** Start The input **

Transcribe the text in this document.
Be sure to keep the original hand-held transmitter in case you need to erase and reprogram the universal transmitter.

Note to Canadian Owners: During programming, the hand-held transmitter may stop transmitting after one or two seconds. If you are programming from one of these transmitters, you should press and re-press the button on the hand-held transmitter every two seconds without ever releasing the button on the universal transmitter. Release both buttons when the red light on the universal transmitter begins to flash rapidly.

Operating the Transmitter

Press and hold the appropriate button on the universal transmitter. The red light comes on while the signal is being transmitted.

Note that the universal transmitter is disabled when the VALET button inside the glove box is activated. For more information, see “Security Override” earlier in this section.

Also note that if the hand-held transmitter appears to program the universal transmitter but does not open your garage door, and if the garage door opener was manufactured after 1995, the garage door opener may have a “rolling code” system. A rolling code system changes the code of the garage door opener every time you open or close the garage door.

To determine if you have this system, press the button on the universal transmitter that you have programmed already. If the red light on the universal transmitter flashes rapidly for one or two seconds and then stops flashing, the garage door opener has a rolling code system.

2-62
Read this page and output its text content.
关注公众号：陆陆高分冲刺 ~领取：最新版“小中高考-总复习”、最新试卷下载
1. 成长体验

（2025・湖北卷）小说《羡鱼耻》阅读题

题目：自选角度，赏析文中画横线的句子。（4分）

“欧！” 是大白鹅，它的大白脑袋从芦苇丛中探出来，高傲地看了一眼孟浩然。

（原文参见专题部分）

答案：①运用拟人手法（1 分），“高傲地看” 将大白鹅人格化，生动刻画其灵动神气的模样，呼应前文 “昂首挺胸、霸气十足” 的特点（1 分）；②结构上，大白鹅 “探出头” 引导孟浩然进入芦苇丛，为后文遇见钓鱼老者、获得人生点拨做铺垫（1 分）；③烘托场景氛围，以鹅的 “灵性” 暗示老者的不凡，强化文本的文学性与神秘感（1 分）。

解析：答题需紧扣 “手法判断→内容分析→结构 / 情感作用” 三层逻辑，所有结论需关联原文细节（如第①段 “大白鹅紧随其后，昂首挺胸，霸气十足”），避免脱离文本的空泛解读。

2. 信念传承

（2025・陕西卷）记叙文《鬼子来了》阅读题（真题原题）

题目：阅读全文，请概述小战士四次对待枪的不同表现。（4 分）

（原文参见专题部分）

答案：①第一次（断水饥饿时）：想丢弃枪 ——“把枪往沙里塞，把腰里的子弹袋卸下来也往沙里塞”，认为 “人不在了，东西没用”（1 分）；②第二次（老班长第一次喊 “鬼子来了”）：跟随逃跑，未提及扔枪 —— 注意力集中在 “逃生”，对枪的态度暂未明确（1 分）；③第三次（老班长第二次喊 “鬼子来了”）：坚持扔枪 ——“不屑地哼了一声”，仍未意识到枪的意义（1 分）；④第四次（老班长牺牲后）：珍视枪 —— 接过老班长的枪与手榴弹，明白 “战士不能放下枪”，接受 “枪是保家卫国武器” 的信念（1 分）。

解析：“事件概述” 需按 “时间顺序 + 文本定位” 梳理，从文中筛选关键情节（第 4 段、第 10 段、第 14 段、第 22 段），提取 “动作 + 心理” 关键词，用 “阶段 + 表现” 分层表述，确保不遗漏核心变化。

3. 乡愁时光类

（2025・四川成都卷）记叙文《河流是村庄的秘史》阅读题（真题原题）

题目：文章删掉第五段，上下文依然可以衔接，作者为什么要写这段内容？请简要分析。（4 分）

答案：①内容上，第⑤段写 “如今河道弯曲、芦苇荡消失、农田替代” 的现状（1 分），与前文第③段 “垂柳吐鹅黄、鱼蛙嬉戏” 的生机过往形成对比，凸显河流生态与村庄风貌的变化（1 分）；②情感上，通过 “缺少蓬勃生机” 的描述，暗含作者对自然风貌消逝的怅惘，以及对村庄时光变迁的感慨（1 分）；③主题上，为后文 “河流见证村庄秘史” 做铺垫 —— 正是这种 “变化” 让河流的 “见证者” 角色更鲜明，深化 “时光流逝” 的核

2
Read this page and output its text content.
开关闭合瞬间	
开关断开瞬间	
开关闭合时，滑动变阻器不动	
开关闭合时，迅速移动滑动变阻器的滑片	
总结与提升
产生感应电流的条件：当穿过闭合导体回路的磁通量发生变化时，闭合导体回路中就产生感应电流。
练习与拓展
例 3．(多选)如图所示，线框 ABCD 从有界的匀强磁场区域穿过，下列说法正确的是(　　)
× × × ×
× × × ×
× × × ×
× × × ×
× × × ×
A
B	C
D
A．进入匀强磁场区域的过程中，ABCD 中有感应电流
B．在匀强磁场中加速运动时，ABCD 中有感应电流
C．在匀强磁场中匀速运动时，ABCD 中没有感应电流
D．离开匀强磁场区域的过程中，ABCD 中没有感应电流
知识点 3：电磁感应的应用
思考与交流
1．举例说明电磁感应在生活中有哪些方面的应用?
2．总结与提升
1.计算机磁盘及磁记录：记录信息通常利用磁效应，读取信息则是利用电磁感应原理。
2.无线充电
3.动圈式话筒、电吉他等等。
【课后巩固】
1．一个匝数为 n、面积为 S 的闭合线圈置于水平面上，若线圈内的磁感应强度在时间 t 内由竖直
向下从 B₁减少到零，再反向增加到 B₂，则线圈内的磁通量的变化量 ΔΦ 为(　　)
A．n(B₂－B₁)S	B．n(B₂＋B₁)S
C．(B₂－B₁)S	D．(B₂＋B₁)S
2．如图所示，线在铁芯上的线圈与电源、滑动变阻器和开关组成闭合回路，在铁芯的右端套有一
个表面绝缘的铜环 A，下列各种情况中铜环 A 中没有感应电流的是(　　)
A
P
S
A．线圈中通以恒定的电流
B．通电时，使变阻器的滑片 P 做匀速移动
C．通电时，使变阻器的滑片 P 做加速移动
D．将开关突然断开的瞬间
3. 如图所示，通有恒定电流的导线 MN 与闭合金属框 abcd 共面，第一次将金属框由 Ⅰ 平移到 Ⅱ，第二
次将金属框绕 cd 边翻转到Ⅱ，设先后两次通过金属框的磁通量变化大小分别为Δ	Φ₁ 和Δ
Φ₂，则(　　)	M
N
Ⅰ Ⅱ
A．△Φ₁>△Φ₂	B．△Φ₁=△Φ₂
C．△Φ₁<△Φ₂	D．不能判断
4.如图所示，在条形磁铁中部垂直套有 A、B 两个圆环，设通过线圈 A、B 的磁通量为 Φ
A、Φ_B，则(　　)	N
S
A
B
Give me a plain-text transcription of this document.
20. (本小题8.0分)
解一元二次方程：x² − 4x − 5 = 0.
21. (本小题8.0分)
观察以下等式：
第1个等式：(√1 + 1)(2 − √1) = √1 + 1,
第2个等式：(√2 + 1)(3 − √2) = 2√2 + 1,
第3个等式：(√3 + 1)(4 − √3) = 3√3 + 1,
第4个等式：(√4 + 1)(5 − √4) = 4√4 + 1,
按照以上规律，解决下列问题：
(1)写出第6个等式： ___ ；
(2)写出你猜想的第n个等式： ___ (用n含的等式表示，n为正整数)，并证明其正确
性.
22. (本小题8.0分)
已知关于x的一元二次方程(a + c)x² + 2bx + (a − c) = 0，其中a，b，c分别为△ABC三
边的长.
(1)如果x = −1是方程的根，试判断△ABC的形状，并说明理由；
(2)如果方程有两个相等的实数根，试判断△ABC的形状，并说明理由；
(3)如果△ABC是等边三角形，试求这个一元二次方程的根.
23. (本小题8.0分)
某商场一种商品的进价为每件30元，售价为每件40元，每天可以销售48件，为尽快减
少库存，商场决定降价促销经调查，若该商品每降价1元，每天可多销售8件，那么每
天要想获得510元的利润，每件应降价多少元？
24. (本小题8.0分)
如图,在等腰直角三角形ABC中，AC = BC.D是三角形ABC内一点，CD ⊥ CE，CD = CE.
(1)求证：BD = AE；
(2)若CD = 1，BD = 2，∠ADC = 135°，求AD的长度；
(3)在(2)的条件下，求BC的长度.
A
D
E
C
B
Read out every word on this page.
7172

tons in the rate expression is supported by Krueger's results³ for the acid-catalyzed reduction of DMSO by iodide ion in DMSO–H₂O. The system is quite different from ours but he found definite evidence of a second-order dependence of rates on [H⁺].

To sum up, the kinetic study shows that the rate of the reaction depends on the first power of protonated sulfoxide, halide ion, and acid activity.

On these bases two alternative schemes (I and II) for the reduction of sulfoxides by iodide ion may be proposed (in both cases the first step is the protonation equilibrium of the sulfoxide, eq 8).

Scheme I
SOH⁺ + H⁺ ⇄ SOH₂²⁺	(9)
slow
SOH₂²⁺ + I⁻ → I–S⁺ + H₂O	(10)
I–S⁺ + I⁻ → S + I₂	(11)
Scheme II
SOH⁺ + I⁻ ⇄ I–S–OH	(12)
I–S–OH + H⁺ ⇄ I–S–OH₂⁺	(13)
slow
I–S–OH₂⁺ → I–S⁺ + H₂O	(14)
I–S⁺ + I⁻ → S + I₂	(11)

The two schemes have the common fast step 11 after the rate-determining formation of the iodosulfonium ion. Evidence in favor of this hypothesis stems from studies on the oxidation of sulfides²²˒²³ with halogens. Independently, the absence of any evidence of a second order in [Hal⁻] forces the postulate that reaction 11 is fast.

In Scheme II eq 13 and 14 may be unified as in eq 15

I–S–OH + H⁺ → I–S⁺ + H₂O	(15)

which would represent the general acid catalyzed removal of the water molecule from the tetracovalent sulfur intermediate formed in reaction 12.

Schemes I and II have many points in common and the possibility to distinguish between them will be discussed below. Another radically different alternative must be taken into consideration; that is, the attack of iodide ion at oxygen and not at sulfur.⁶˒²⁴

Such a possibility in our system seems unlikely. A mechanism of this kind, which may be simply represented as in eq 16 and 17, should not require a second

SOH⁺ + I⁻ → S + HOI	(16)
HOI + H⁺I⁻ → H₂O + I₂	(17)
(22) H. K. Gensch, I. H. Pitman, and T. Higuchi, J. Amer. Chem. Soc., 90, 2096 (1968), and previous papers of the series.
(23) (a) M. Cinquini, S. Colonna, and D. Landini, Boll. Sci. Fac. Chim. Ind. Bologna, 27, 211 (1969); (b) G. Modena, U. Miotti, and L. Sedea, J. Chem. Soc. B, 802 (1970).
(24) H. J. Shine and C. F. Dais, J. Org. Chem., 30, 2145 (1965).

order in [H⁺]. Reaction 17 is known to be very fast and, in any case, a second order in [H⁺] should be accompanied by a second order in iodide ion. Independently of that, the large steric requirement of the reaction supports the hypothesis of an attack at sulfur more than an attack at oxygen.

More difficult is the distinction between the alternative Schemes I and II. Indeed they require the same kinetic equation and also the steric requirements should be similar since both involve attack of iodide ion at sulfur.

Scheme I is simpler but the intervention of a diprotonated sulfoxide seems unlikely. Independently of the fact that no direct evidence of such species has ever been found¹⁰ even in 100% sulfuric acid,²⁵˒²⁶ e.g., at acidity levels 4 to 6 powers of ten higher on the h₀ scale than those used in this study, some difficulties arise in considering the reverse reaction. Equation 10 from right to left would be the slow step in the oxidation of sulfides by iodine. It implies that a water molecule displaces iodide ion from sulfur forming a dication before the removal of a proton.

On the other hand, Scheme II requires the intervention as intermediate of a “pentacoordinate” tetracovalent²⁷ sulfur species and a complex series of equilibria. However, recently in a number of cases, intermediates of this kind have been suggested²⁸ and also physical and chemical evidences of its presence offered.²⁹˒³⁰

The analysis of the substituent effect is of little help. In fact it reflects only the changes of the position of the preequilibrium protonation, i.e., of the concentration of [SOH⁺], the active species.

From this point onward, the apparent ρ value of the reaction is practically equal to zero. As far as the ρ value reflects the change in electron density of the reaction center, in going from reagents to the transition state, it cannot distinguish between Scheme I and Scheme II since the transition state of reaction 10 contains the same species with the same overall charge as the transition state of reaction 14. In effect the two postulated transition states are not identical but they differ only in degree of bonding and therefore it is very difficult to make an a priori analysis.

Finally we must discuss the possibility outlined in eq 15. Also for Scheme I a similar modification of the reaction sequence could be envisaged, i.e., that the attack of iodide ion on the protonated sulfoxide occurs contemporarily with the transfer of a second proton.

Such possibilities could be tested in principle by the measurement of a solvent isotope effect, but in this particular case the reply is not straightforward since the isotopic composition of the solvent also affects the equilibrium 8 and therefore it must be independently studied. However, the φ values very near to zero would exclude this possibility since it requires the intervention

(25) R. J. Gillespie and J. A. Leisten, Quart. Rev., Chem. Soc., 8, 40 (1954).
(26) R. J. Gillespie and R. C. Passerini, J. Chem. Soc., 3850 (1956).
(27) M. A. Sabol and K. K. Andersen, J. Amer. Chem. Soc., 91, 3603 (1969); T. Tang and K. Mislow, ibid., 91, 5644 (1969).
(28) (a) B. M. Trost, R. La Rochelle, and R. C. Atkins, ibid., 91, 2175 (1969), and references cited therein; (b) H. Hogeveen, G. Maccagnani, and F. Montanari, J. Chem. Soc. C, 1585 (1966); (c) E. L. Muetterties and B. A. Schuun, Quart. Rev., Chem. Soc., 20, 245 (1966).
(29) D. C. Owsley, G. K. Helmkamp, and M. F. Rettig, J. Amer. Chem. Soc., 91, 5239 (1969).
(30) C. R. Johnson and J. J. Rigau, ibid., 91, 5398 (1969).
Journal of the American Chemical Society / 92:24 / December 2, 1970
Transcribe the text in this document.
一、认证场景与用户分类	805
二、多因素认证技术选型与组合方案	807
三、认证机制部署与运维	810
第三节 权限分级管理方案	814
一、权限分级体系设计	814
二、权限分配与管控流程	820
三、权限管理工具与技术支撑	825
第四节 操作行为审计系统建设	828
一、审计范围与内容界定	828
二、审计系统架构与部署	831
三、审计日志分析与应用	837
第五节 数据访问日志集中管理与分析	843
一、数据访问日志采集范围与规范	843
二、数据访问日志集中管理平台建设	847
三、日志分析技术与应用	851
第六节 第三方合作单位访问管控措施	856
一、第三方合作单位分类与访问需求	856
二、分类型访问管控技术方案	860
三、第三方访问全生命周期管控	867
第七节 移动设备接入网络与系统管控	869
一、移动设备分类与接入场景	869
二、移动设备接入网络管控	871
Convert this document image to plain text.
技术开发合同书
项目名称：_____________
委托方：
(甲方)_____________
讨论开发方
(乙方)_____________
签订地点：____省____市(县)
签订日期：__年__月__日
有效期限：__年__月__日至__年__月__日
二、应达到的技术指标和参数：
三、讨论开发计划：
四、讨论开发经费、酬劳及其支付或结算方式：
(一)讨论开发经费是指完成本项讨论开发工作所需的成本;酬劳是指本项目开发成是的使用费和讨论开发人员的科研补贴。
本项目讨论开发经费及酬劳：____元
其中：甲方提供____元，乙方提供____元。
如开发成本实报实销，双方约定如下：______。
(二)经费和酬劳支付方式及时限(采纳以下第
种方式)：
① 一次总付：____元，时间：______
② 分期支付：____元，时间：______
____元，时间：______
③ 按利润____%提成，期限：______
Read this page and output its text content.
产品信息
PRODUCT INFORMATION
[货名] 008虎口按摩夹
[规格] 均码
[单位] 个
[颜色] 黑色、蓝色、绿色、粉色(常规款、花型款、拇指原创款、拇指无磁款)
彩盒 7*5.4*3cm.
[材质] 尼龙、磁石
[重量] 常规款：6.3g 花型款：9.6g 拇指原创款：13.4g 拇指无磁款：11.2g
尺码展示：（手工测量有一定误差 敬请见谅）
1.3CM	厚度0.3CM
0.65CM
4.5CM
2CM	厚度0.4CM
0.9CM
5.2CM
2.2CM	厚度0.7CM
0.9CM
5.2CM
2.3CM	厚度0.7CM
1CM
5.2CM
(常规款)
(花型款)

** End The input **

Aim: Each line above that includes "acid" counts once; state the total and nothing more.

Completed task: 4